*EXERCISE DESCRIPTION:*
Write out the material exactly, leaving every picture behind.

Dataset items:
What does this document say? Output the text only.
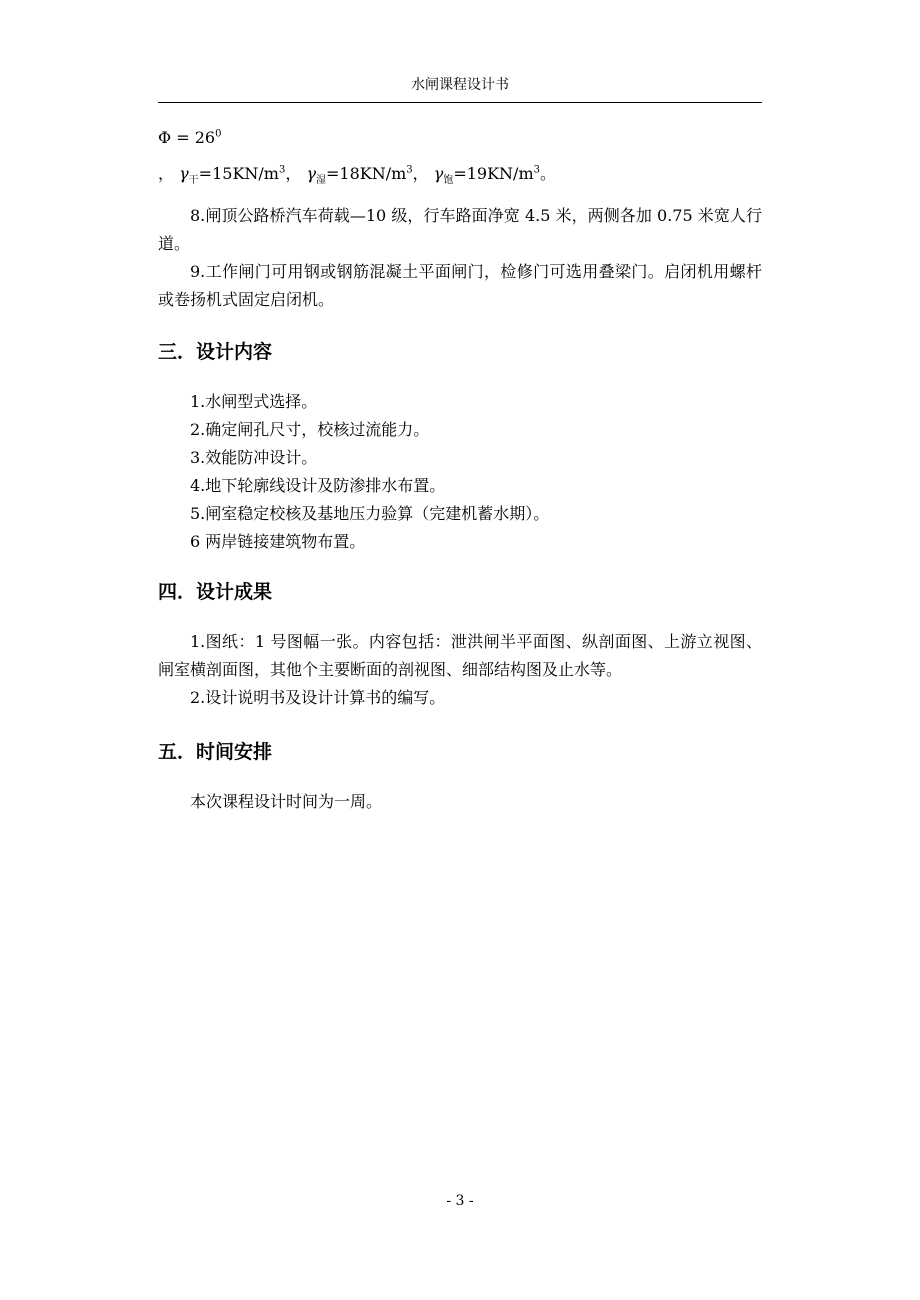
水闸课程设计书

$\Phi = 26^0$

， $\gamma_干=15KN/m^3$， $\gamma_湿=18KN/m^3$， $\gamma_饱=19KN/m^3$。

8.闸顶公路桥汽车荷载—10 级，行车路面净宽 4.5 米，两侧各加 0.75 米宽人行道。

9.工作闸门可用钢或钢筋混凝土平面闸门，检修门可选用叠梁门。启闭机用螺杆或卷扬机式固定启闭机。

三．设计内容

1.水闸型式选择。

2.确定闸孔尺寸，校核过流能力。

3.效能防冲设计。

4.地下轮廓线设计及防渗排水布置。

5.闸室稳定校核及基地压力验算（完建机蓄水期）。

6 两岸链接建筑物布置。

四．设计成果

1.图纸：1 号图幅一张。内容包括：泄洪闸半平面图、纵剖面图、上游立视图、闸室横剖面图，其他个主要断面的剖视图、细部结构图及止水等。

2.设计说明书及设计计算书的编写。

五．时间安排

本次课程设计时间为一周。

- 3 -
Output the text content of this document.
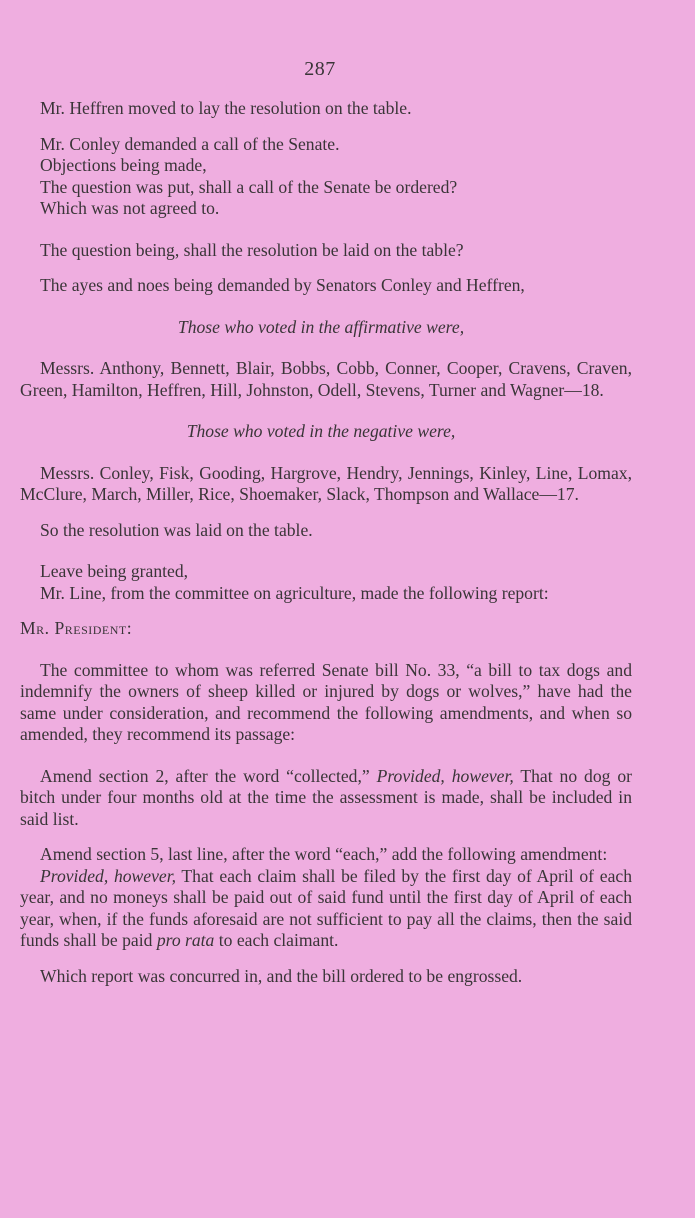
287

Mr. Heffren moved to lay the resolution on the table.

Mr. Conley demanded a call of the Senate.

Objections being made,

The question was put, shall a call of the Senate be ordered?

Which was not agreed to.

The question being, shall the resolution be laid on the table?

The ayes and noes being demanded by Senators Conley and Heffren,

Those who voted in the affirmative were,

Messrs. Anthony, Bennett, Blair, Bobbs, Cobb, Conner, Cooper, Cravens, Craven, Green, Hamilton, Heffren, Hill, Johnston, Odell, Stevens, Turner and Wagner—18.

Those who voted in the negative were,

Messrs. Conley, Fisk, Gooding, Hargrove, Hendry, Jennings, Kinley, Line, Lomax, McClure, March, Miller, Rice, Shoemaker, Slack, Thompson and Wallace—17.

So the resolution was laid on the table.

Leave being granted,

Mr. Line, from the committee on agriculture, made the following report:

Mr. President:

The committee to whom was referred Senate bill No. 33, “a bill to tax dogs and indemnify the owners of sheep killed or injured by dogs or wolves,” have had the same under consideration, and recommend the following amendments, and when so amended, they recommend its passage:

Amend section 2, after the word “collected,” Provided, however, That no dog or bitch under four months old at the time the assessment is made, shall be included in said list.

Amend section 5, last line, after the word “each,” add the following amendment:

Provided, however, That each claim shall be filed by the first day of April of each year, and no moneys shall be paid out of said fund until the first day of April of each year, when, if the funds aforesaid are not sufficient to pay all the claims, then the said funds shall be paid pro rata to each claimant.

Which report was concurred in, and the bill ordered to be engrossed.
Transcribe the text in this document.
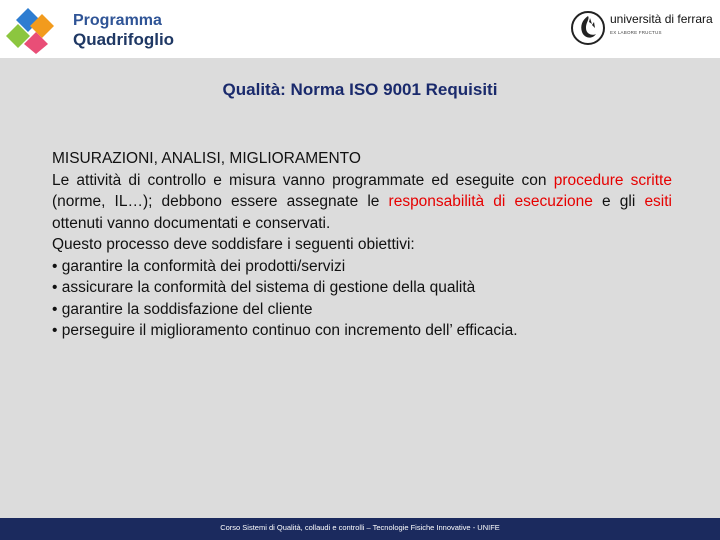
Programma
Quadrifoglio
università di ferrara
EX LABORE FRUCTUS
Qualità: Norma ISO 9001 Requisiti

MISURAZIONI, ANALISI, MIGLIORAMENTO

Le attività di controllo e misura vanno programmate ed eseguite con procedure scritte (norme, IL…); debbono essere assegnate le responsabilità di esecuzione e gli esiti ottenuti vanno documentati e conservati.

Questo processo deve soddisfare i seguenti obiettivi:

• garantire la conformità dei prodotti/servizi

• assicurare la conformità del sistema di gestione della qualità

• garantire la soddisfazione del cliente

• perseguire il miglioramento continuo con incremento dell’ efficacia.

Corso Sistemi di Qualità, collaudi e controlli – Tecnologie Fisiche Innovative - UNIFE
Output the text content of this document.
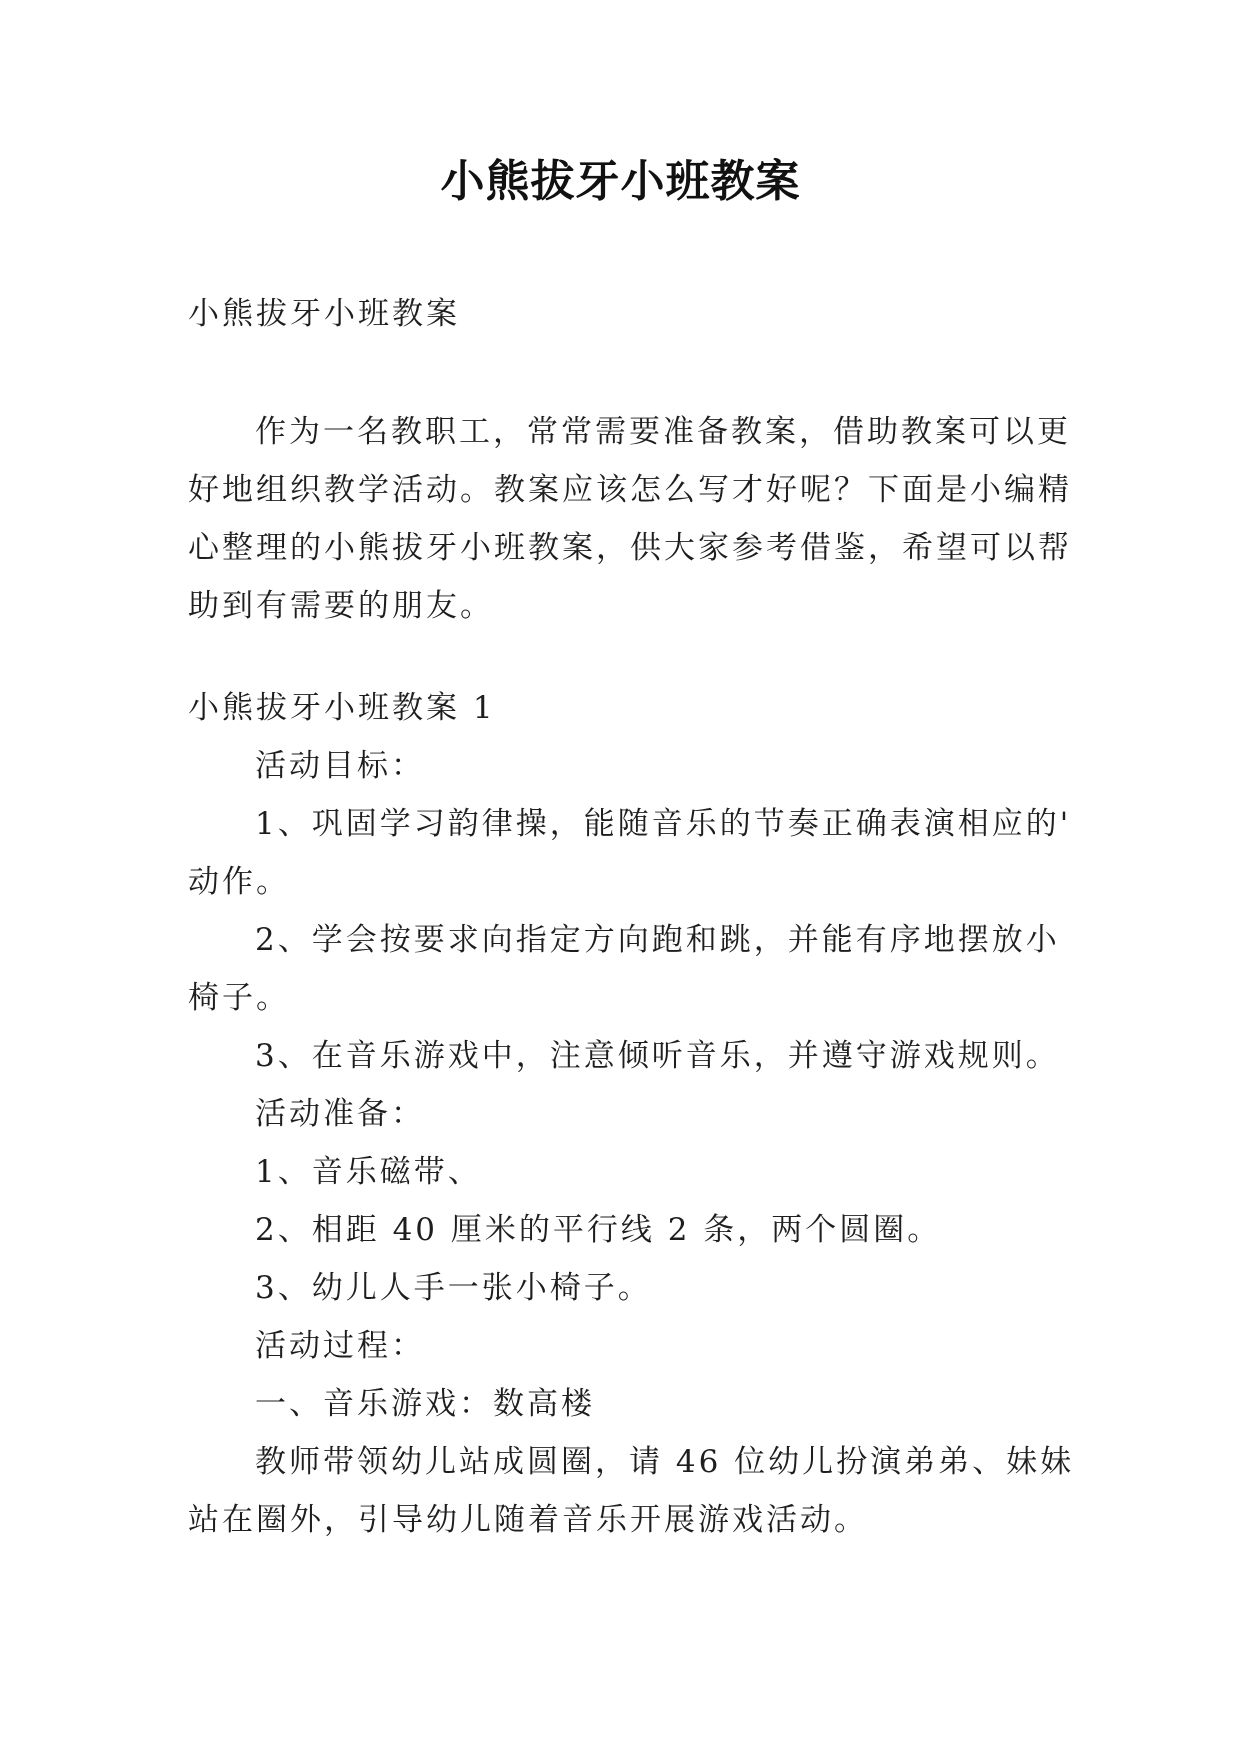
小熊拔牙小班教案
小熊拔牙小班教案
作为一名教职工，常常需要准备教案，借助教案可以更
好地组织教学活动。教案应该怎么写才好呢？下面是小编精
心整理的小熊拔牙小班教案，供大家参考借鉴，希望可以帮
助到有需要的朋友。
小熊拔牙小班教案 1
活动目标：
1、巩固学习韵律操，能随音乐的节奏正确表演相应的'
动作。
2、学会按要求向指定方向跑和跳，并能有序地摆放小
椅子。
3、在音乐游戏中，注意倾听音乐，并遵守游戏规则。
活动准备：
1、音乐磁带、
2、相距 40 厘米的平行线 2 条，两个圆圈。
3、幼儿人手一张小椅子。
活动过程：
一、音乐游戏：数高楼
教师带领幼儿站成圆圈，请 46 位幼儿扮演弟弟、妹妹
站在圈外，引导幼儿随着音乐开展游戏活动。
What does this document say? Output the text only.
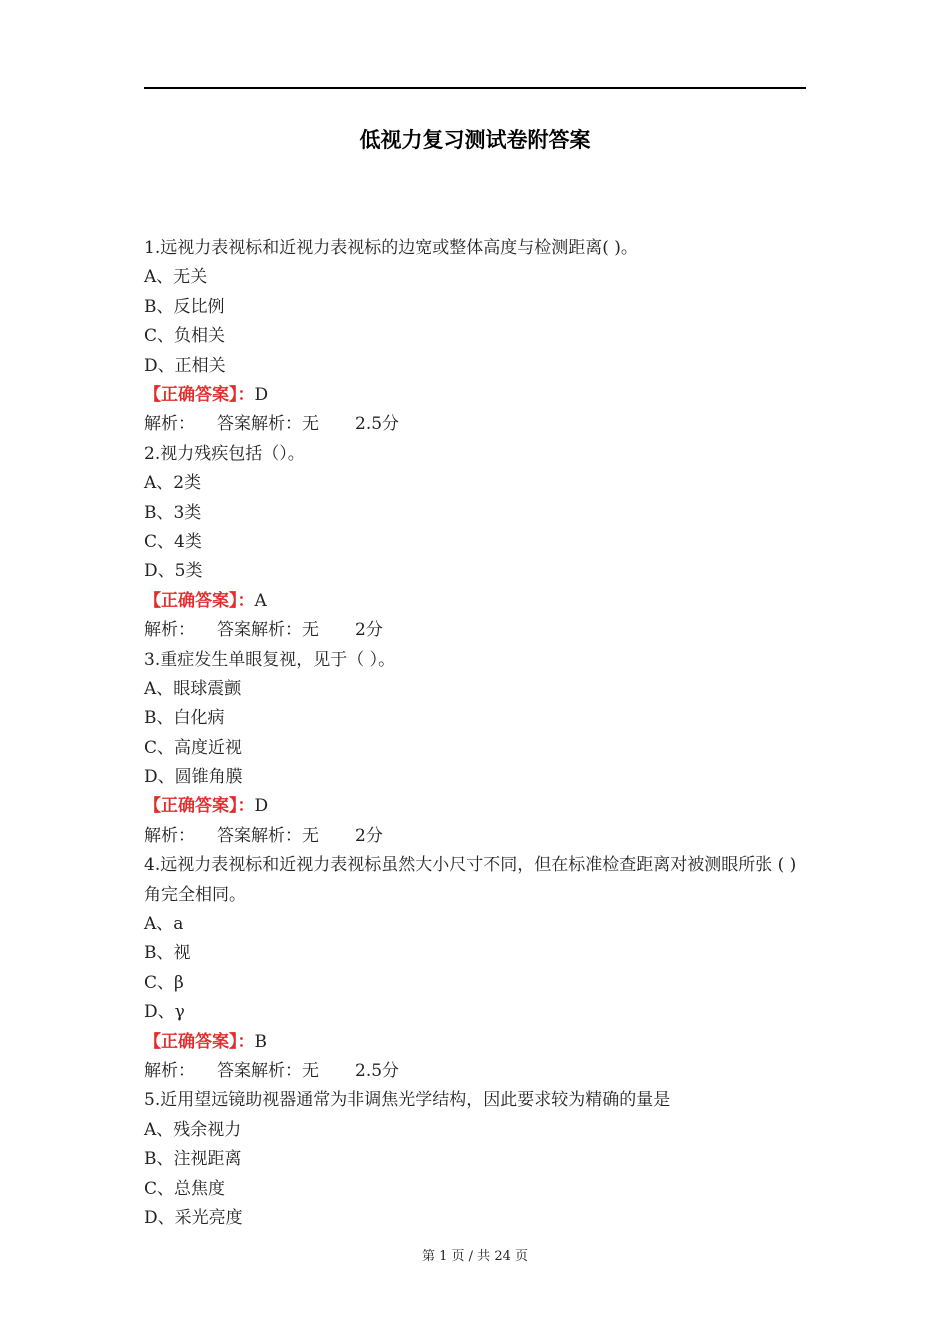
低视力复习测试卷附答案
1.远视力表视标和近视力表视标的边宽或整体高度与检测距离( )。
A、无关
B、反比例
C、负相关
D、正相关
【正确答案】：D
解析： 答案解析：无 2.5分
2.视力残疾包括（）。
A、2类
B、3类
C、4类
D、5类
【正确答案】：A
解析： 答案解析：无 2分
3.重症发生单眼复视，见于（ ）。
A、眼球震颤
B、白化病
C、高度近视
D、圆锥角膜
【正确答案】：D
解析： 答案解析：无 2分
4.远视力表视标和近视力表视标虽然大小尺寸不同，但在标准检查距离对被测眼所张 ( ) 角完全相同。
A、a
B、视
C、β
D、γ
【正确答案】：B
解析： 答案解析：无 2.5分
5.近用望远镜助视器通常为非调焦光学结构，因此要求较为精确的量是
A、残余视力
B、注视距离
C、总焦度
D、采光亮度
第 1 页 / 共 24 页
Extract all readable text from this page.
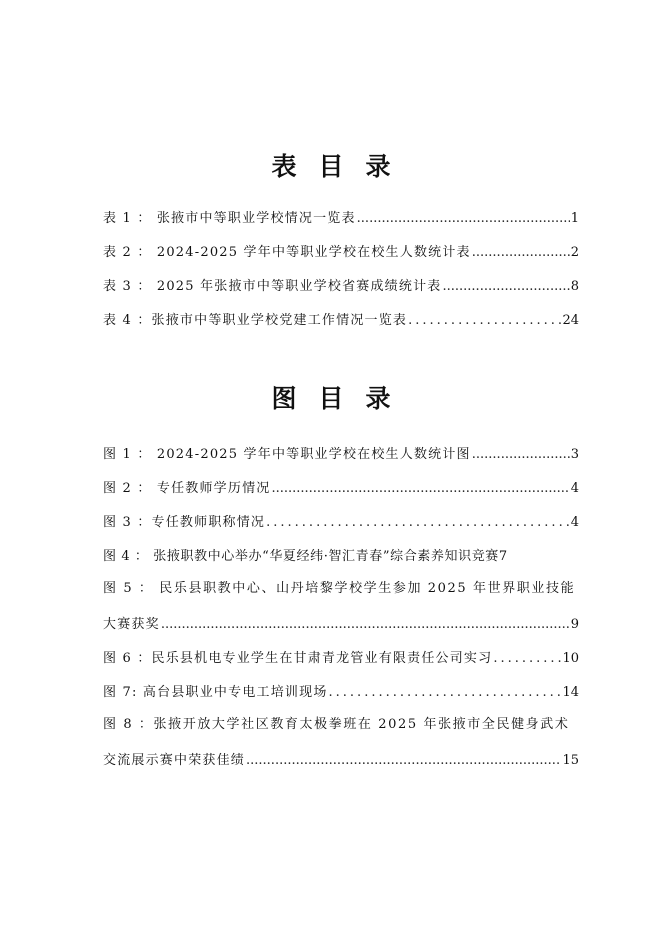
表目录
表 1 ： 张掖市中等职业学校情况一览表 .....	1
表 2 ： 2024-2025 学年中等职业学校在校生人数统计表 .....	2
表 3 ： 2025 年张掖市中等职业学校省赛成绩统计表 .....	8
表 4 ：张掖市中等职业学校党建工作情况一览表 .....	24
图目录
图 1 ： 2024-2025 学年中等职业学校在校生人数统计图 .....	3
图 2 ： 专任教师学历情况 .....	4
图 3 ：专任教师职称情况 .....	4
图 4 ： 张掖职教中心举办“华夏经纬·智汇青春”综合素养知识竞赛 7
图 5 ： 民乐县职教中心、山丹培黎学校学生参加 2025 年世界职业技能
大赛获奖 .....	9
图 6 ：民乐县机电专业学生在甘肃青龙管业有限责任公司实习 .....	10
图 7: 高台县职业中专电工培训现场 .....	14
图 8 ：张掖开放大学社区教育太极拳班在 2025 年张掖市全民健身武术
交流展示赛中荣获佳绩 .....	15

*TASK SOLUTION:*
What does this document say? Output the text only.
水闸课程设计书

$\Phi = 26^0$

， $\gamma_干=15KN/m^3$， $\gamma_湿=18KN/m^3$， $\gamma_饱=19KN/m^3$。

8.闸顶公路桥汽车荷载—10 级，行车路面净宽 4.5 米，两侧各加 0.75 米宽人行道。

9.工作闸门可用钢或钢筋混凝土平面闸门，检修门可选用叠梁门。启闭机用螺杆或卷扬机式固定启闭机。

三．设计内容

1.水闸型式选择。

2.确定闸孔尺寸，校核过流能力。

3.效能防冲设计。

4.地下轮廓线设计及防渗排水布置。

5.闸室稳定校核及基地压力验算（完建机蓄水期）。

6 两岸链接建筑物布置。

四．设计成果

1.图纸：1 号图幅一张。内容包括：泄洪闸半平面图、纵剖面图、上游立视图、闸室横剖面图，其他个主要断面的剖视图、细部结构图及止水等。

2.设计说明书及设计计算书的编写。

五．时间安排

本次课程设计时间为一周。

- 3 -
Output the text content of this document.
287

Mr. Heffren moved to lay the resolution on the table.

Mr. Conley demanded a call of the Senate.

Objections being made,

The question was put, shall a call of the Senate be ordered?

Which was not agreed to.

The question being, shall the resolution be laid on the table?

The ayes and noes being demanded by Senators Conley and Heffren,

Those who voted in the affirmative were,

Messrs. Anthony, Bennett, Blair, Bobbs, Cobb, Conner, Cooper, Cravens, Craven, Green, Hamilton, Heffren, Hill, Johnston, Odell, Stevens, Turner and Wagner—18.

Those who voted in the negative were,

Messrs. Conley, Fisk, Gooding, Hargrove, Hendry, Jennings, Kinley, Line, Lomax, McClure, March, Miller, Rice, Shoemaker, Slack, Thompson and Wallace—17.

So the resolution was laid on the table.

Leave being granted,

Mr. Line, from the committee on agriculture, made the following report:

Mr. President:

The committee to whom was referred Senate bill No. 33, “a bill to tax dogs and indemnify the owners of sheep killed or injured by dogs or wolves,” have had the same under consideration, and recommend the following amendments, and when so amended, they recommend its passage:

Amend section 2, after the word “collected,” Provided, however, That no dog or bitch under four months old at the time the assessment is made, shall be included in said list.

Amend section 5, last line, after the word “each,” add the following amendment:

Provided, however, That each claim shall be filed by the first day of April of each year, and no moneys shall be paid out of said fund until the first day of April of each year, when, if the funds aforesaid are not sufficient to pay all the claims, then the said funds shall be paid pro rata to each claimant.

Which report was concurred in, and the bill ordered to be engrossed.
Transcribe the text in this document.
Programma
Quadrifoglio
università di ferrara
EX LABORE FRUCTUS
Qualità: Norma ISO 9001 Requisiti

MISURAZIONI, ANALISI, MIGLIORAMENTO

Le attività di controllo e misura vanno programmate ed eseguite con procedure scritte (norme, IL…); debbono essere assegnate le responsabilità di esecuzione e gli esiti ottenuti vanno documentati e conservati.

Questo processo deve soddisfare i seguenti obiettivi:

• garantire la conformità dei prodotti/servizi

• assicurare la conformità del sistema di gestione della qualità

• garantire la soddisfazione del cliente

• perseguire il miglioramento continuo con incremento dell’ efficacia.

Corso Sistemi di Qualità, collaudi e controlli – Tecnologie Fisiche Innovative - UNIFE
Output the text content of this document.
小熊拔牙小班教案
小熊拔牙小班教案
作为一名教职工，常常需要准备教案，借助教案可以更
好地组织教学活动。教案应该怎么写才好呢？下面是小编精
心整理的小熊拔牙小班教案，供大家参考借鉴，希望可以帮
助到有需要的朋友。
小熊拔牙小班教案 1
活动目标：
1、巩固学习韵律操，能随音乐的节奏正确表演相应的'
动作。
2、学会按要求向指定方向跑和跳，并能有序地摆放小
椅子。
3、在音乐游戏中，注意倾听音乐，并遵守游戏规则。
活动准备：
1、音乐磁带、
2、相距 40 厘米的平行线 2 条，两个圆圈。
3、幼儿人手一张小椅子。
活动过程：
一、音乐游戏：数高楼
教师带领幼儿站成圆圈，请 46 位幼儿扮演弟弟、妹妹
站在圈外，引导幼儿随着音乐开展游戏活动。
What does this document say? Output the text only.
低视力复习测试卷附答案
1.远视力表视标和近视力表视标的边宽或整体高度与检测距离( )。
A、无关
B、反比例
C、负相关
D、正相关
【正确答案】：D
解析： 答案解析：无 2.5分
2.视力残疾包括（）。
A、2类
B、3类
C、4类
D、5类
【正确答案】：A
解析： 答案解析：无 2分
3.重症发生单眼复视，见于（ ）。
A、眼球震颤
B、白化病
C、高度近视
D、圆锥角膜
【正确答案】：D
解析： 答案解析：无 2分
4.远视力表视标和近视力表视标虽然大小尺寸不同，但在标准检查距离对被测眼所张 ( ) 角完全相同。
A、a
B、视
C、β
D、γ
【正确答案】：B
解析： 答案解析：无 2.5分
5.近用望远镜助视器通常为非调焦光学结构，因此要求较为精确的量是
A、残余视力
B、注视距离
C、总焦度
D、采光亮度
第 1 页 / 共 24 页
Extract all readable text from this page.
表目录
表 1 ： 张掖市中等职业学校情况一览表 .....	1
表 2 ： 2024-2025 学年中等职业学校在校生人数统计表 .....	2
表 3 ： 2025 年张掖市中等职业学校省赛成绩统计表 .....	8
表 4 ：张掖市中等职业学校党建工作情况一览表 .....	24
图目录
图 1 ： 2024-2025 学年中等职业学校在校生人数统计图 .....	3
图 2 ： 专任教师学历情况 .....	4
图 3 ：专任教师职称情况 .....	4
图 4 ： 张掖职教中心举办“华夏经纬·智汇青春”综合素养知识竞赛 7
图 5 ： 民乐县职教中心、山丹培黎学校学生参加 2025 年世界职业技能
大赛获奖 .....	9
图 6 ：民乐县机电专业学生在甘肃青龙管业有限责任公司实习 .....	10
图 7: 高台县职业中专电工培训现场 .....	14
图 8 ：张掖开放大学社区教育太极拳班在 2025 年张掖市全民健身武术
交流展示赛中荣获佳绩 .....	15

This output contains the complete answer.